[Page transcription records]
=-=-=
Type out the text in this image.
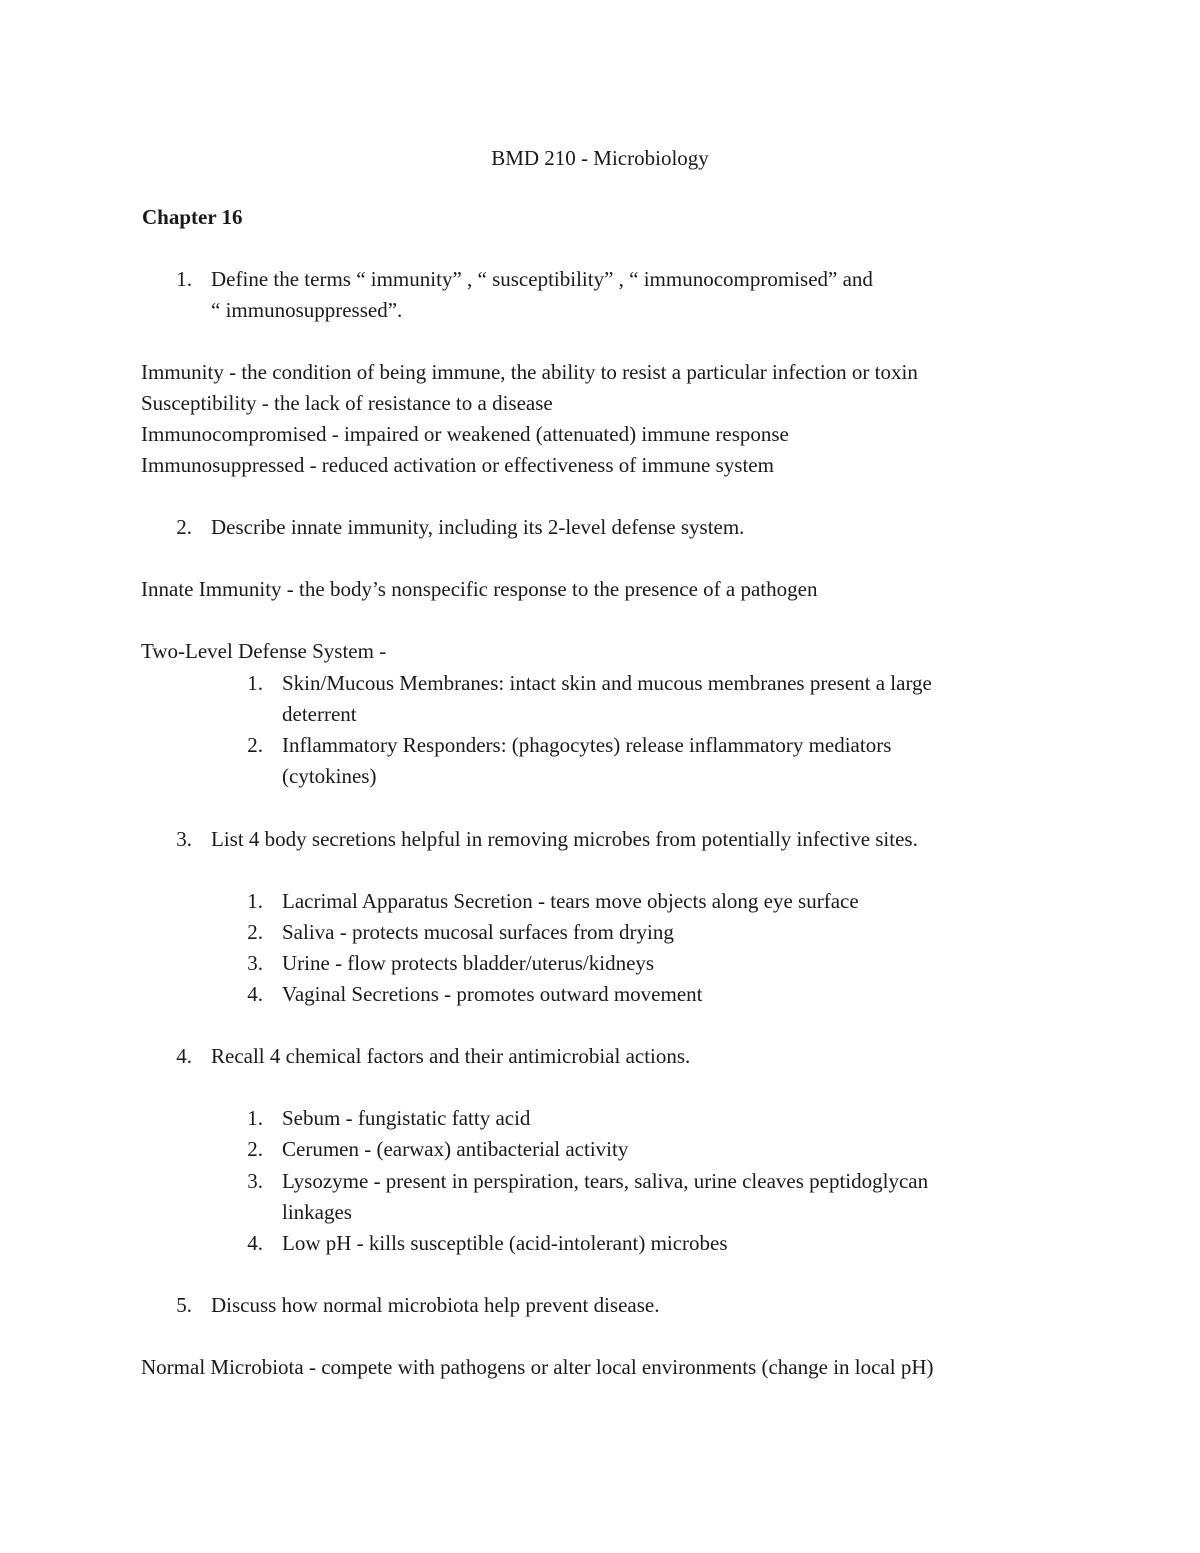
BMD 210 - Microbiology
Chapter 16
1. Define the terms “ immunity” , “ susceptibility” , “ immunocompromised” and
“ immunosuppressed”.
Immunity - the condition of being immune, the ability to resist a particular infection or toxin
Susceptibility - the lack of resistance to a disease
Immunocompromised - impaired or weakened (attenuated) immune response
Immunosuppressed - reduced activation or effectiveness of immune system
2. Describe innate immunity, including its 2-level defense system.
Innate Immunity - the body’s nonspecific response to the presence of a pathogen
Two-Level Defense System -
1. Skin/Mucous Membranes: intact skin and mucous membranes present a large
deterrent
2. Inflammatory Responders: (phagocytes) release inflammatory mediators
(cytokines)
3. List 4 body secretions helpful in removing microbes from potentially infective sites.
1. Lacrimal Apparatus Secretion - tears move objects along eye surface
2. Saliva - protects mucosal surfaces from drying
3. Urine - flow protects bladder/uterus/kidneys
4. Vaginal Secretions - promotes outward movement
4. Recall 4 chemical factors and their antimicrobial actions.
1. Sebum - fungistatic fatty acid
2. Cerumen - (earwax) antibacterial activity
3. Lysozyme - present in perspiration, tears, saliva, urine cleaves peptidoglycan
linkages
4. Low pH - kills susceptible (acid-intolerant) microbes
5. Discuss how normal microbiota help prevent disease.
Normal Microbiota - compete with pathogens or alter local environments (change in local pH)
=-=-=
Your copy should match the records above word for word, but without images.

Type out the text in this image.
BMD 210 - Microbiology
Chapter 16
1. Define the terms “ immunity” , “ susceptibility” , “ immunocompromised” and
“ immunosuppressed”.
Immunity - the condition of being immune, the ability to resist a particular infection or toxin
Susceptibility - the lack of resistance to a disease
Immunocompromised - impaired or weakened (attenuated) immune response
Immunosuppressed - reduced activation or effectiveness of immune system
2. Describe innate immunity, including its 2-level defense system.
Innate Immunity - the body’s nonspecific response to the presence of a pathogen
Two-Level Defense System -
1. Skin/Mucous Membranes: intact skin and mucous membranes present a large
deterrent
2. Inflammatory Responders: (phagocytes) release inflammatory mediators
(cytokines)
3. List 4 body secretions helpful in removing microbes from potentially infective sites.
1. Lacrimal Apparatus Secretion - tears move objects along eye surface
2. Saliva - protects mucosal surfaces from drying
3. Urine - flow protects bladder/uterus/kidneys
4. Vaginal Secretions - promotes outward movement
4. Recall 4 chemical factors and their antimicrobial actions.
1. Sebum - fungistatic fatty acid
2. Cerumen - (earwax) antibacterial activity
3. Lysozyme - present in perspiration, tears, saliva, urine cleaves peptidoglycan
linkages
4. Low pH - kills susceptible (acid-intolerant) microbes
5. Discuss how normal microbiota help prevent disease.
Normal Microbiota - compete with pathogens or alter local environments (change in local pH)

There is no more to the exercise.